[Data entries]

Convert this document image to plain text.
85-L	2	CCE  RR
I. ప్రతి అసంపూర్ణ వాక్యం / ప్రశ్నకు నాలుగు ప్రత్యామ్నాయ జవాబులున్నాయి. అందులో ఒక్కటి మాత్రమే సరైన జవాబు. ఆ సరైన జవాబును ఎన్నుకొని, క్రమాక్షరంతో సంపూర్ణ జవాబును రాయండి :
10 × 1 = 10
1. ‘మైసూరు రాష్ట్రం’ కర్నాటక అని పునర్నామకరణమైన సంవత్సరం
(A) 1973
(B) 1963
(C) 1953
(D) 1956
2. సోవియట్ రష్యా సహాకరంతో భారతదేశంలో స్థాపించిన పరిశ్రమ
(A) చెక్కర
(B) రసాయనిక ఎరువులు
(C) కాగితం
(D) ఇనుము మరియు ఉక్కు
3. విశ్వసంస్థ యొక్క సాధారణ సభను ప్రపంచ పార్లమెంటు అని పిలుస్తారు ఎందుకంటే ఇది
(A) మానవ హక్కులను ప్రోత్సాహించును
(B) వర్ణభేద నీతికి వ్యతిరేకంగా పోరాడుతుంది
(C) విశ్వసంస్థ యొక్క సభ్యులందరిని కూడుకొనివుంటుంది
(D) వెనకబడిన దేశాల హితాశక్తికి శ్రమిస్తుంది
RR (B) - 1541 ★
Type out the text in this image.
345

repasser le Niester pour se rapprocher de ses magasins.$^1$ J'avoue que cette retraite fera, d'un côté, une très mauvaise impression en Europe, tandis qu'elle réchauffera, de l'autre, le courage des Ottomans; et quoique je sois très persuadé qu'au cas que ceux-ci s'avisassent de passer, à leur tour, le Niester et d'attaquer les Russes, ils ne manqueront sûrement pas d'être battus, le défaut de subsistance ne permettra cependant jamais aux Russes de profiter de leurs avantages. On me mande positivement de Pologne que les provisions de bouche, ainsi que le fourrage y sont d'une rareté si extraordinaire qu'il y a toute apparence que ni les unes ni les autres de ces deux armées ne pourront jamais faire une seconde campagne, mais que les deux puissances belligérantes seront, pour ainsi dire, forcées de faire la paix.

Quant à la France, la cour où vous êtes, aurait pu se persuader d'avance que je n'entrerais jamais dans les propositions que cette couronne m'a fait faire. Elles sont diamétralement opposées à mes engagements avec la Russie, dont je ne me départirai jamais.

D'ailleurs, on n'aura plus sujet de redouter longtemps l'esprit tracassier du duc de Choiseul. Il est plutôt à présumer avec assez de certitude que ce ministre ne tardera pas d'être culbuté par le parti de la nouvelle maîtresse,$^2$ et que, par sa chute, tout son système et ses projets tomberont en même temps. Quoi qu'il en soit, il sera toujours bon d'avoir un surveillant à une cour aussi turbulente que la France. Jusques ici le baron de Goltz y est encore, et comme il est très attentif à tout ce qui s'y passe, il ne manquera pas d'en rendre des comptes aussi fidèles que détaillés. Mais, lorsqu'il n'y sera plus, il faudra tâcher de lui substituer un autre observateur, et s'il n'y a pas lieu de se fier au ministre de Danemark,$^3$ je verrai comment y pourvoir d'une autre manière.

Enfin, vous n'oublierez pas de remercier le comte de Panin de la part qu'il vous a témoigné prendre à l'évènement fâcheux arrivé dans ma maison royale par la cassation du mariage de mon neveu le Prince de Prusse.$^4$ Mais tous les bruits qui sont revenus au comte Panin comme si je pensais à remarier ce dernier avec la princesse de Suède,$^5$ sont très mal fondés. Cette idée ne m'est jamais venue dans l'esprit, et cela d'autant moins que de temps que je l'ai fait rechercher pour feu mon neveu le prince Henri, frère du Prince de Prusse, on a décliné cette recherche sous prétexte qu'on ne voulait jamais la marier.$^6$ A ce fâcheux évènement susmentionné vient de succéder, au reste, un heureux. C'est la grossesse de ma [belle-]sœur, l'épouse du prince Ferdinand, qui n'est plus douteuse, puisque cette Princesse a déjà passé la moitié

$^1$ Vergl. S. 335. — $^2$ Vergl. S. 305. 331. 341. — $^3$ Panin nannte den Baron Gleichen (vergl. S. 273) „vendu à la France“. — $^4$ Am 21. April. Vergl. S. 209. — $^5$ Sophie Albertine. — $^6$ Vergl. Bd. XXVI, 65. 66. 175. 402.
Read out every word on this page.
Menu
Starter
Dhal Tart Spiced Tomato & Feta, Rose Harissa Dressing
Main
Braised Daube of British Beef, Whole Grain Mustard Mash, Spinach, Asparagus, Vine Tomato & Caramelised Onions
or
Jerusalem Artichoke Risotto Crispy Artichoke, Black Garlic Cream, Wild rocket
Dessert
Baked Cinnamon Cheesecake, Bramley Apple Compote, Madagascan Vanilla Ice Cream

Goal — Copy all the entries verbatim.

Complete output —
Convert this document image to plain text.
85-L	2	CCE  RR
I. ప్రతి అసంపూర్ణ వాక్యం / ప్రశ్నకు నాలుగు ప్రత్యామ్నాయ జవాబులున్నాయి. అందులో ఒక్కటి మాత్రమే సరైన జవాబు. ఆ సరైన జవాబును ఎన్నుకొని, క్రమాక్షరంతో సంపూర్ణ జవాబును రాయండి :
10 × 1 = 10
1. ‘మైసూరు రాష్ట్రం’ కర్నాటక అని పునర్నామకరణమైన సంవత్సరం
(A) 1973
(B) 1963
(C) 1953
(D) 1956
2. సోవియట్ రష్యా సహాకరంతో భారతదేశంలో స్థాపించిన పరిశ్రమ
(A) చెక్కర
(B) రసాయనిక ఎరువులు
(C) కాగితం
(D) ఇనుము మరియు ఉక్కు
3. విశ్వసంస్థ యొక్క సాధారణ సభను ప్రపంచ పార్లమెంటు అని పిలుస్తారు ఎందుకంటే ఇది
(A) మానవ హక్కులను ప్రోత్సాహించును
(B) వర్ణభేద నీతికి వ్యతిరేకంగా పోరాడుతుంది
(C) విశ్వసంస్థ యొక్క సభ్యులందరిని కూడుకొనివుంటుంది
(D) వెనకబడిన దేశాల హితాశక్తికి శ్రమిస్తుంది
RR (B) - 1541 ★
Type out the text in this image.
345

repasser le Niester pour se rapprocher de ses magasins.$^1$ J'avoue que cette retraite fera, d'un côté, une très mauvaise impression en Europe, tandis qu'elle réchauffera, de l'autre, le courage des Ottomans; et quoique je sois très persuadé qu'au cas que ceux-ci s'avisassent de passer, à leur tour, le Niester et d'attaquer les Russes, ils ne manqueront sûrement pas d'être battus, le défaut de subsistance ne permettra cependant jamais aux Russes de profiter de leurs avantages. On me mande positivement de Pologne que les provisions de bouche, ainsi que le fourrage y sont d'une rareté si extraordinaire qu'il y a toute apparence que ni les unes ni les autres de ces deux armées ne pourront jamais faire une seconde campagne, mais que les deux puissances belligérantes seront, pour ainsi dire, forcées de faire la paix.

Quant à la France, la cour où vous êtes, aurait pu se persuader d'avance que je n'entrerais jamais dans les propositions que cette couronne m'a fait faire. Elles sont diamétralement opposées à mes engagements avec la Russie, dont je ne me départirai jamais.

D'ailleurs, on n'aura plus sujet de redouter longtemps l'esprit tracassier du duc de Choiseul. Il est plutôt à présumer avec assez de certitude que ce ministre ne tardera pas d'être culbuté par le parti de la nouvelle maîtresse,$^2$ et que, par sa chute, tout son système et ses projets tomberont en même temps. Quoi qu'il en soit, il sera toujours bon d'avoir un surveillant à une cour aussi turbulente que la France. Jusques ici le baron de Goltz y est encore, et comme il est très attentif à tout ce qui s'y passe, il ne manquera pas d'en rendre des comptes aussi fidèles que détaillés. Mais, lorsqu'il n'y sera plus, il faudra tâcher de lui substituer un autre observateur, et s'il n'y a pas lieu de se fier au ministre de Danemark,$^3$ je verrai comment y pourvoir d'une autre manière.

Enfin, vous n'oublierez pas de remercier le comte de Panin de la part qu'il vous a témoigné prendre à l'évènement fâcheux arrivé dans ma maison royale par la cassation du mariage de mon neveu le Prince de Prusse.$^4$ Mais tous les bruits qui sont revenus au comte Panin comme si je pensais à remarier ce dernier avec la princesse de Suède,$^5$ sont très mal fondés. Cette idée ne m'est jamais venue dans l'esprit, et cela d'autant moins que de temps que je l'ai fait rechercher pour feu mon neveu le prince Henri, frère du Prince de Prusse, on a décliné cette recherche sous prétexte qu'on ne voulait jamais la marier.$^6$ A ce fâcheux évènement susmentionné vient de succéder, au reste, un heureux. C'est la grossesse de ma [belle-]sœur, l'épouse du prince Ferdinand, qui n'est plus douteuse, puisque cette Princesse a déjà passé la moitié

$^1$ Vergl. S. 335. — $^2$ Vergl. S. 305. 331. 341. — $^3$ Panin nannte den Baron Gleichen (vergl. S. 273) „vendu à la France“. — $^4$ Am 21. April. Vergl. S. 209. — $^5$ Sophie Albertine. — $^6$ Vergl. Bd. XXVI, 65. 66. 175. 402.
Read out every word on this page.
Menu
Starter
Dhal Tart Spiced Tomato & Feta, Rose Harissa Dressing
Main
Braised Daube of British Beef, Whole Grain Mustard Mash, Spinach, Asparagus, Vine Tomato & Caramelised Onions
or
Jerusalem Artichoke Risotto Crispy Artichoke, Black Garlic Cream, Wild rocket
Dessert
Baked Cinnamon Cheesecake, Bramley Apple Compote, Madagascan Vanilla Ice Cream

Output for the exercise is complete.